▶ WHAT TO PRODUCE
Report back each line of the records that contains the string "JSON".

--- Start TASK INPUT ---

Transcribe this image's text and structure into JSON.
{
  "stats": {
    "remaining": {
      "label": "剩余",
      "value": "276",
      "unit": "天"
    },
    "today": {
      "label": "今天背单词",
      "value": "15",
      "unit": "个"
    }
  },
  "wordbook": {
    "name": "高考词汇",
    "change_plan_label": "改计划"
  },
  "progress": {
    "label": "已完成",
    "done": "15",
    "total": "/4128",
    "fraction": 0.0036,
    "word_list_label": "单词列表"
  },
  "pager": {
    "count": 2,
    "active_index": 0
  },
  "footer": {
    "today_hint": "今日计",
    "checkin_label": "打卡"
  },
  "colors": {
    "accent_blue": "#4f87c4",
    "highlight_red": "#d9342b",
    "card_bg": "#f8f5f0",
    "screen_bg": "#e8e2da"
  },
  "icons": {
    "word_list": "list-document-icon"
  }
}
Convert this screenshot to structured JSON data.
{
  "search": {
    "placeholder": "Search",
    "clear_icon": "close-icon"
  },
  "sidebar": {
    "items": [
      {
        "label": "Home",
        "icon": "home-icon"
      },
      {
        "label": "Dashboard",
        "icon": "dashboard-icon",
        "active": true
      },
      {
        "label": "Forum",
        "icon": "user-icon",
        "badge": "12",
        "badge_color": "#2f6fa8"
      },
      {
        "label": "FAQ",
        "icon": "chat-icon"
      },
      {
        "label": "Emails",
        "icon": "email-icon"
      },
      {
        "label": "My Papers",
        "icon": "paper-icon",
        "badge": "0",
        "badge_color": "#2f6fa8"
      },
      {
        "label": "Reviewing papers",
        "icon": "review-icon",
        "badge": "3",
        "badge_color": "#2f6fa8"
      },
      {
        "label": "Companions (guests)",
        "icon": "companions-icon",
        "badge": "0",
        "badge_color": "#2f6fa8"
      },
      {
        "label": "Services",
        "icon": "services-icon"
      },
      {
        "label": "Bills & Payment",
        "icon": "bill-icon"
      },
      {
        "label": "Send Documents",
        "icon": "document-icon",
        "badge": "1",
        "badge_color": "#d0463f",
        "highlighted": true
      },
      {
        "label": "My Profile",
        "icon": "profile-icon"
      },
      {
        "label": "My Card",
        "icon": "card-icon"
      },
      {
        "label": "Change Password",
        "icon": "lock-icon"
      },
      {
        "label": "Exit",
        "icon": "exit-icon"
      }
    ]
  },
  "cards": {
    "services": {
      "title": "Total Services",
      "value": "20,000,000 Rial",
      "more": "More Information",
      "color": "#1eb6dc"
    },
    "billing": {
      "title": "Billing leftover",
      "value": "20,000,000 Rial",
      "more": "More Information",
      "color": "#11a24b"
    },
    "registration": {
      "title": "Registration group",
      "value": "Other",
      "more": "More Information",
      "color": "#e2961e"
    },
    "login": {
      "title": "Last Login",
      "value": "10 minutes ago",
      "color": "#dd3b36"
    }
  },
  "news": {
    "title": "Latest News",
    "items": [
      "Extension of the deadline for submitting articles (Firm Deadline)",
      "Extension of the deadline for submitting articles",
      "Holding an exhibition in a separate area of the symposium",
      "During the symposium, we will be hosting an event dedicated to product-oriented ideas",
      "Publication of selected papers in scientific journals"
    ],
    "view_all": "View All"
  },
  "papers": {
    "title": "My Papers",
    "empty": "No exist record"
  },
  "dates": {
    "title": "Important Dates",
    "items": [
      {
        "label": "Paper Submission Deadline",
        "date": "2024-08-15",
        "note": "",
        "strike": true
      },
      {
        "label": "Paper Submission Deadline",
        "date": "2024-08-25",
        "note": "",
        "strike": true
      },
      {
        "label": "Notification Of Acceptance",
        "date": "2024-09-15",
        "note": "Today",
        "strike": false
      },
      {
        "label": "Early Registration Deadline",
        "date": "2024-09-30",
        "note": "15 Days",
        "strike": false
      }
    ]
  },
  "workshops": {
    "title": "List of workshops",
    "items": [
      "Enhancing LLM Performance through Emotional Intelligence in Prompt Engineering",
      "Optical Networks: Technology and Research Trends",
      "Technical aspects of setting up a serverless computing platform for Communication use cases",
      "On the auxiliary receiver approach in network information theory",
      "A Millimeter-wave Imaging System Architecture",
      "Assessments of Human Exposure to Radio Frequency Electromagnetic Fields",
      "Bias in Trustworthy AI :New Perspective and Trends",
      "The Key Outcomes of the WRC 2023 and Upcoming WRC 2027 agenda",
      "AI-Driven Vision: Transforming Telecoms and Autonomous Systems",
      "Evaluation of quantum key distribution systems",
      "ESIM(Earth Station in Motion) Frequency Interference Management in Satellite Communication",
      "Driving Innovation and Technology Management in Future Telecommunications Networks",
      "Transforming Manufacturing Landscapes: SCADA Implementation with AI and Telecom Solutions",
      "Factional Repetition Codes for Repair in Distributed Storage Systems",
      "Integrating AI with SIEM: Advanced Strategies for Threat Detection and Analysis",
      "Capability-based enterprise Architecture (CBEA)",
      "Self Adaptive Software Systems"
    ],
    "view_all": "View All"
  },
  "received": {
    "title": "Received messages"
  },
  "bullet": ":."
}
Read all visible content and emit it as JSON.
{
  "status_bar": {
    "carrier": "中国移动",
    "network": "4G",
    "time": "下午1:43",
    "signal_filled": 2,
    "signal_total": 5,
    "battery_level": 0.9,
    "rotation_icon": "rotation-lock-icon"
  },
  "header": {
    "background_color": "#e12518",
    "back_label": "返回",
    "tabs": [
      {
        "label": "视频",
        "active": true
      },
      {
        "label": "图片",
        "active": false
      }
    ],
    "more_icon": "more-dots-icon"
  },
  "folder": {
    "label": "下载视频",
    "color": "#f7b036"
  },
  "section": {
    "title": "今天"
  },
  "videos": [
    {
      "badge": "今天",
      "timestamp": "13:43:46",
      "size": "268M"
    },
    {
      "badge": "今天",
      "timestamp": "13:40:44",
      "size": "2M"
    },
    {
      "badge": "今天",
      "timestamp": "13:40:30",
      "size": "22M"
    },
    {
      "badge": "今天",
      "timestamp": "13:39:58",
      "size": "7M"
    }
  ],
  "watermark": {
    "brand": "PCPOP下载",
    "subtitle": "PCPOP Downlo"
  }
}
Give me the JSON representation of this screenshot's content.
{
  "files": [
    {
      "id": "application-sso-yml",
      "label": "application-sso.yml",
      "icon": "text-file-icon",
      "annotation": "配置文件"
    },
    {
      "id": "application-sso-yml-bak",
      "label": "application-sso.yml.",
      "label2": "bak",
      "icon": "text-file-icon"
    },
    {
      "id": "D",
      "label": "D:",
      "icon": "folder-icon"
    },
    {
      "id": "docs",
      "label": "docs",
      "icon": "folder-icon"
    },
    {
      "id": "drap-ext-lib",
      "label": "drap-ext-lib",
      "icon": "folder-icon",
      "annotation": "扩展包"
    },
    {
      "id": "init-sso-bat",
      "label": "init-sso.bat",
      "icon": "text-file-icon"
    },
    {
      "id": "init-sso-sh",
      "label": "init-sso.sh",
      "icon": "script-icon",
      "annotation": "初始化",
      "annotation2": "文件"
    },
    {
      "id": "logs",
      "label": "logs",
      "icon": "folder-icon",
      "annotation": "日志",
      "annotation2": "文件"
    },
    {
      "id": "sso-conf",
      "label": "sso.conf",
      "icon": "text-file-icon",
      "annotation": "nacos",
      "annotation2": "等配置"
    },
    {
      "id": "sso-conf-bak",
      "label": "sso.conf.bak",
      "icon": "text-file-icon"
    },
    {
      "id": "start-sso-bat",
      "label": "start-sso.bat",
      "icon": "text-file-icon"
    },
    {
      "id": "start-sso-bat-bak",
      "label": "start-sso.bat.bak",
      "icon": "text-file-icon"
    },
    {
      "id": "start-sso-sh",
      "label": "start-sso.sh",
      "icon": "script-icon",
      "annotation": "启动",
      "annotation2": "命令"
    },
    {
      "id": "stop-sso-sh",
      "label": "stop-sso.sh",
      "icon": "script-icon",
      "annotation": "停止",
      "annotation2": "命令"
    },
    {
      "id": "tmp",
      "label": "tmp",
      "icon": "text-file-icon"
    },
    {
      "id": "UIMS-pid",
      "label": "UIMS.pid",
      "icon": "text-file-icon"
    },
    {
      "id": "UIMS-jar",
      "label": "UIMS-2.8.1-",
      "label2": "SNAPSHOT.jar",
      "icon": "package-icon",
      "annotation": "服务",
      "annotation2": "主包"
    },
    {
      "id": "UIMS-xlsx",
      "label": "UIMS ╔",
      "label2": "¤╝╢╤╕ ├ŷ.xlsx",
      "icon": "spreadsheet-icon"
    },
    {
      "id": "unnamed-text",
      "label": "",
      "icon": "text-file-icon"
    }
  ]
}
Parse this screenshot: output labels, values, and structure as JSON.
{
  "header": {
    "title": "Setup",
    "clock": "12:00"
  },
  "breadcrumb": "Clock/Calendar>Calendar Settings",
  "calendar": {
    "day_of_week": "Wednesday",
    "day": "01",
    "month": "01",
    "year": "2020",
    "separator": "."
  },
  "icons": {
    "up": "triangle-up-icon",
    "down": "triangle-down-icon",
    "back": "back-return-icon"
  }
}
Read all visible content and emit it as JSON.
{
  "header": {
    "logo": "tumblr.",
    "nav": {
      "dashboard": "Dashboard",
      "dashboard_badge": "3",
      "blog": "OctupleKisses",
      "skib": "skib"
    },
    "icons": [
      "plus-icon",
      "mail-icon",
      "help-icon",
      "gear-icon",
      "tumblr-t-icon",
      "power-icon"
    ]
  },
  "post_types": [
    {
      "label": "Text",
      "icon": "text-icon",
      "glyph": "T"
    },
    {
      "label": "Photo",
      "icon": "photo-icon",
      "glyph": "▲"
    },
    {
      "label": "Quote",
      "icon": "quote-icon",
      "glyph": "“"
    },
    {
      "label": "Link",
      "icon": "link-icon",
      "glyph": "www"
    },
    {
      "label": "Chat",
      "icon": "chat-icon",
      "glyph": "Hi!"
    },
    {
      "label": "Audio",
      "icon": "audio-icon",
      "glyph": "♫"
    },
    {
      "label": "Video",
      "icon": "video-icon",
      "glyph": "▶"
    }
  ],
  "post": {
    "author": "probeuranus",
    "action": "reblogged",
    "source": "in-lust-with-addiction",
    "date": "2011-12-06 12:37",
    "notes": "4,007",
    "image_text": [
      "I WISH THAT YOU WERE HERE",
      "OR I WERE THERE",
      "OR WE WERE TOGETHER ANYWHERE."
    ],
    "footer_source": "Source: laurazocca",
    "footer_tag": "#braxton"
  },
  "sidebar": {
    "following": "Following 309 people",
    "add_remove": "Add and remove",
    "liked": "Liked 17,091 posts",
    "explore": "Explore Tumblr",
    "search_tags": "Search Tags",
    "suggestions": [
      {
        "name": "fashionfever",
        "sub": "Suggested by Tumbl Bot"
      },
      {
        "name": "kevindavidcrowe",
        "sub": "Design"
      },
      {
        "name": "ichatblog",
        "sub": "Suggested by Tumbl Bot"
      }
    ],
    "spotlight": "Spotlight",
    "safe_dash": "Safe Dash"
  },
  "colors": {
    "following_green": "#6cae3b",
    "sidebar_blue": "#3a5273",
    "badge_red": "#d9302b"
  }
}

--- End TASK INPUT ---

▶ ANSWER TO THIS PROBLEM
Transcribe this image's text and structure into JSON.
Convert this screenshot to structured JSON data.
Read all visible content and emit it as JSON.
Give me the JSON representation of this screenshot's content.
Parse this screenshot: output labels, values, and structure as JSON.
Read all visible content and emit it as JSON.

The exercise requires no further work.